> [Records contained in a dataset]
· · · ·

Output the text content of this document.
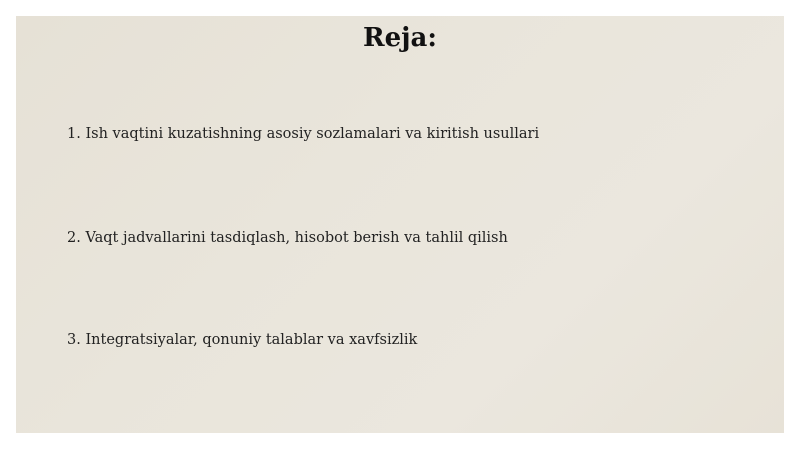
Reja:
1. Ish vaqtini kuzatishning asosiy sozlamalari va kiritish usullari
2. Vaqt jadvallarini tasdiqlash, hisobot berish va tahlil qilish
3. Integratsiyalar, qonuniy talablar va xavfsizlik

· · · ·

> [Set problem] Every record above should come back exactly, but without its pictures.

> [Answer to this problem]
Output the text content of this document.
Reja:
1. Ish vaqtini kuzatishning asosiy sozlamalari va kiritish usullari
2. Vaqt jadvallarini tasdiqlash, hisobot berish va tahlil qilish
3. Integratsiyalar, qonuniy talablar va xavfsizlik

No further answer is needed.